-- START Provided data --

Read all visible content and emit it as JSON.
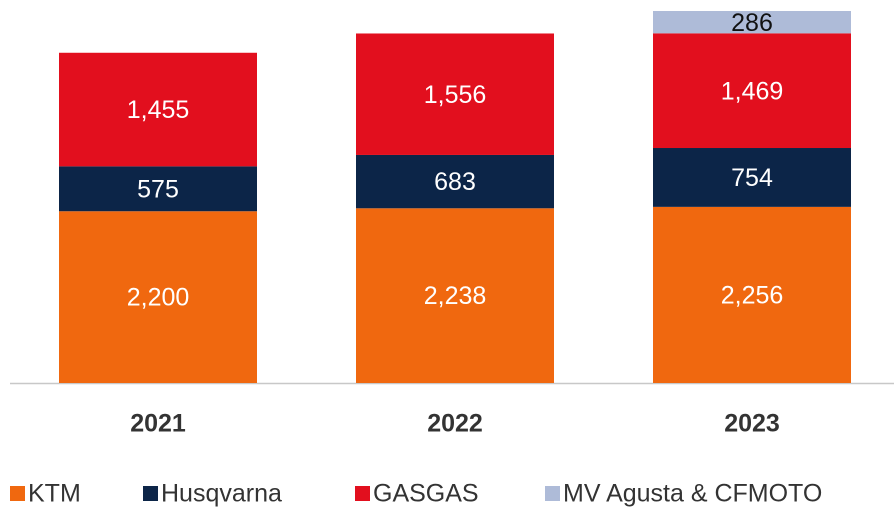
{
  "chart_data": {
    "type": "stacked_bar",
    "categories": [
      "2021",
      "2022",
      "2023"
    ],
    "series": [
      {
        "name": "KTM",
        "color": "#f0680f",
        "values": [
          2200,
          2238,
          2256
        ],
        "value_labels": [
          "2,200",
          "2,238",
          "2,256"
        ]
      },
      {
        "name": "Husqvarna",
        "color": "#0c2548",
        "values": [
          575,
          683,
          754
        ]
      },
      {
        "name": "GASGAS",
        "color": "#e20f1e",
        "values": [
          1455,
          1556,
          1469
        ],
        "value_labels": [
          "1,455",
          "1,556",
          "1,469"
        ]
      },
      {
        "name": "MV Agusta & CFMOTO",
        "color": "#aebbd8",
        "values": [
          null,
          null,
          286
        ]
      }
    ]
  }
}
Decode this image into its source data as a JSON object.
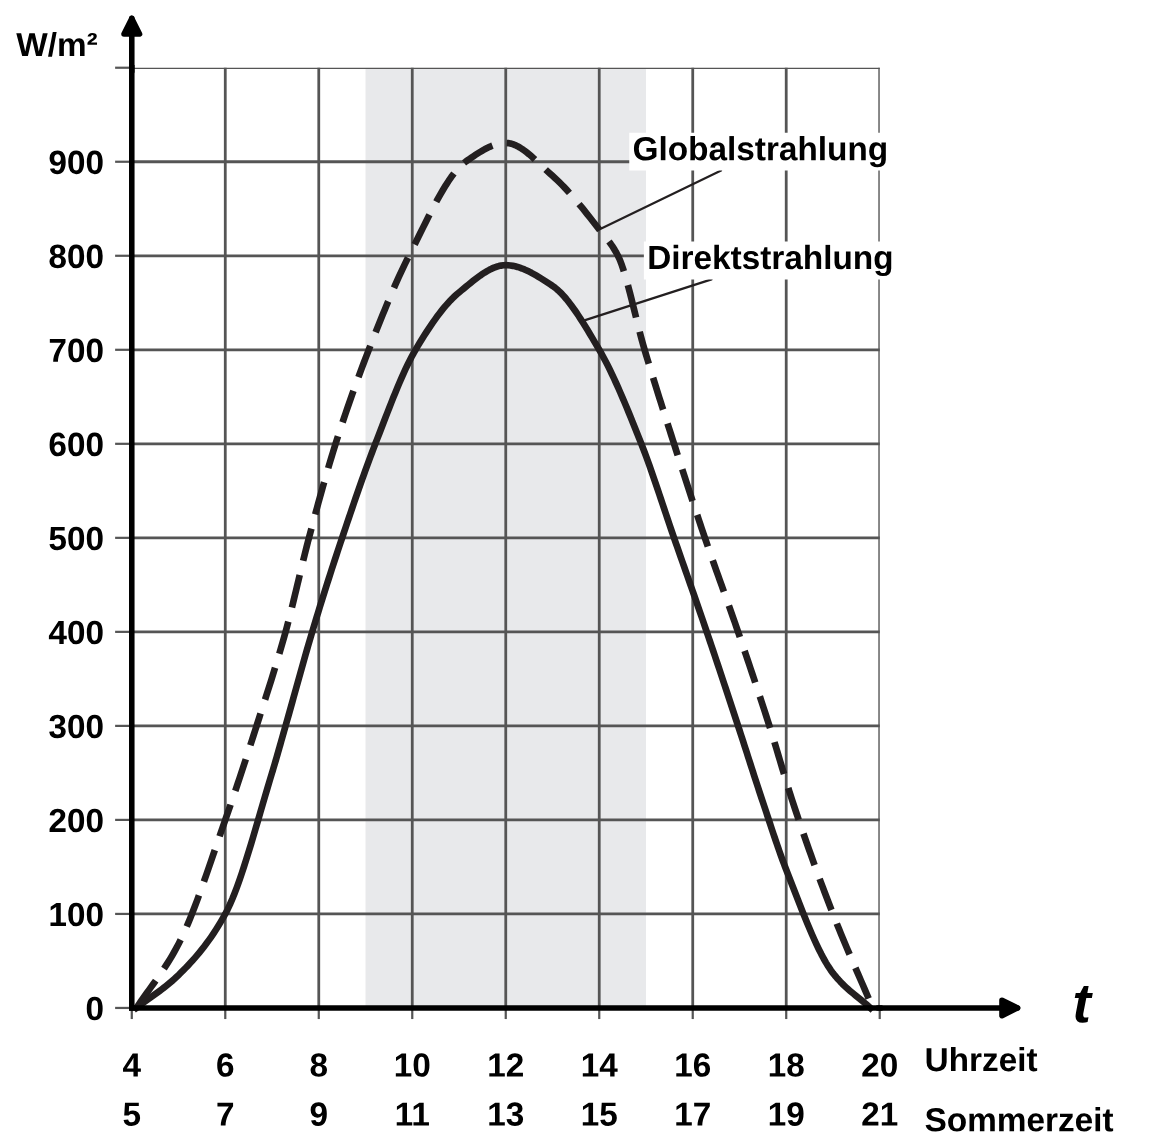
{
  "chart_data": {
    "type": "line",
    "xlabel": "t",
    "ylabel": "W/m²",
    "xlim": [
      4,
      20
    ],
    "xticks": [
      4,
      6,
      8,
      10,
      12,
      14,
      16,
      18,
      20
    ],
    "x2lim": [
      5,
      21
    ],
    "x2ticks": [
      5,
      7,
      9,
      11,
      13,
      15,
      17,
      19,
      21
    ],
    "ylim": [
      0,
      1000
    ],
    "yticks": [
      0,
      100,
      200,
      300,
      400,
      500,
      600,
      700,
      800,
      900,
      {
        "value": 1000,
        "label": null
      }
    ],
    "grid": true,
    "marker": "none",
    "series": [
      {
        "color": "#231f20",
        "line_style": "dashed",
        "x": [
          4.1,
          5,
          6,
          6.67,
          7.29,
          7.79,
          8.36,
          9.07,
          9.93,
          11.14,
          12,
          13,
          14,
          14.4,
          14.97,
          15.6,
          16.26,
          16.97,
          17.64,
          18.14,
          19,
          19.85
        ],
        "values": [
          0,
          68,
          200,
          300,
          400,
          500,
          600,
          700,
          800,
          900,
          920,
          885,
          828,
          800,
          700,
          600,
          500,
          400,
          300,
          219,
          100,
          0
        ]
      },
      {
        "color": "#231f20",
        "line_style": "solid",
        "x": [
          4.1,
          5,
          6,
          7,
          7.29,
          7.86,
          8.5,
          9.21,
          10.07,
          11,
          12,
          13,
          14,
          14.9,
          15.6,
          16.3,
          16.97,
          17.5,
          18,
          19,
          19.8
        ],
        "values": [
          0,
          35,
          100,
          250,
          300,
          400,
          500,
          600,
          700,
          761,
          790,
          768,
          700,
          600,
          500,
          400,
          300,
          219,
          147,
          37,
          0
        ]
      }
    ],
    "bands": [
      {
        "axis": "x",
        "from": 9,
        "to": 15,
        "color": "#e8e9eb"
      }
    ],
    "annotations": [
      {
        "text": "Globalstrahlung",
        "x": 14,
        "y": 828
      },
      {
        "text": "Direktstrahlung",
        "x": 13.6,
        "y": 730
      },
      "Uhrzeit",
      "Sommerzeit"
    ]
  }
}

-- END Provided data --

* Task details
Print the records word for word and exclude any picture they hold.

* Response for this exercise
Read all visible content and emit it as JSON.
{
  "chart_data": {
    "type": "stacked_bar",
    "categories": [
      "2021",
      "2022",
      "2023"
    ],
    "series": [
      {
        "name": "KTM",
        "color": "#f0680f",
        "values": [
          2200,
          2238,
          2256
        ],
        "value_labels": [
          "2,200",
          "2,238",
          "2,256"
        ]
      },
      {
        "name": "Husqvarna",
        "color": "#0c2548",
        "values": [
          575,
          683,
          754
        ]
      },
      {
        "name": "GASGAS",
        "color": "#e20f1e",
        "values": [
          1455,
          1556,
          1469
        ],
        "value_labels": [
          "1,455",
          "1,556",
          "1,469"
        ]
      },
      {
        "name": "MV Agusta & CFMOTO",
        "color": "#aebbd8",
        "values": [
          null,
          null,
          286
        ]
      }
    ]
  }
}
Decode this image into its source data as a JSON object.
{
  "chart_data": {
    "type": "line",
    "xlabel": "t",
    "ylabel": "W/m²",
    "xlim": [
      4,
      20
    ],
    "xticks": [
      4,
      6,
      8,
      10,
      12,
      14,
      16,
      18,
      20
    ],
    "x2lim": [
      5,
      21
    ],
    "x2ticks": [
      5,
      7,
      9,
      11,
      13,
      15,
      17,
      19,
      21
    ],
    "ylim": [
      0,
      1000
    ],
    "yticks": [
      0,
      100,
      200,
      300,
      400,
      500,
      600,
      700,
      800,
      900,
      {
        "value": 1000,
        "label": null
      }
    ],
    "grid": true,
    "marker": "none",
    "series": [
      {
        "color": "#231f20",
        "line_style": "dashed",
        "x": [
          4.1,
          5,
          6,
          6.67,
          7.29,
          7.79,
          8.36,
          9.07,
          9.93,
          11.14,
          12,
          13,
          14,
          14.4,
          14.97,
          15.6,
          16.26,
          16.97,
          17.64,
          18.14,
          19,
          19.85
        ],
        "values": [
          0,
          68,
          200,
          300,
          400,
          500,
          600,
          700,
          800,
          900,
          920,
          885,
          828,
          800,
          700,
          600,
          500,
          400,
          300,
          219,
          100,
          0
        ]
      },
      {
        "color": "#231f20",
        "line_style": "solid",
        "x": [
          4.1,
          5,
          6,
          7,
          7.29,
          7.86,
          8.5,
          9.21,
          10.07,
          11,
          12,
          13,
          14,
          14.9,
          15.6,
          16.3,
          16.97,
          17.5,
          18,
          19,
          19.8
        ],
        "values": [
          0,
          35,
          100,
          250,
          300,
          400,
          500,
          600,
          700,
          761,
          790,
          768,
          700,
          600,
          500,
          400,
          300,
          219,
          147,
          37,
          0
        ]
      }
    ],
    "bands": [
      {
        "axis": "x",
        "from": 9,
        "to": 15,
        "color": "#e8e9eb"
      }
    ],
    "annotations": [
      {
        "text": "Globalstrahlung",
        "x": 14,
        "y": 828
      },
      {
        "text": "Direktstrahlung",
        "x": 13.6,
        "y": 730
      },
      "Uhrzeit",
      "Sommerzeit"
    ]
  }
}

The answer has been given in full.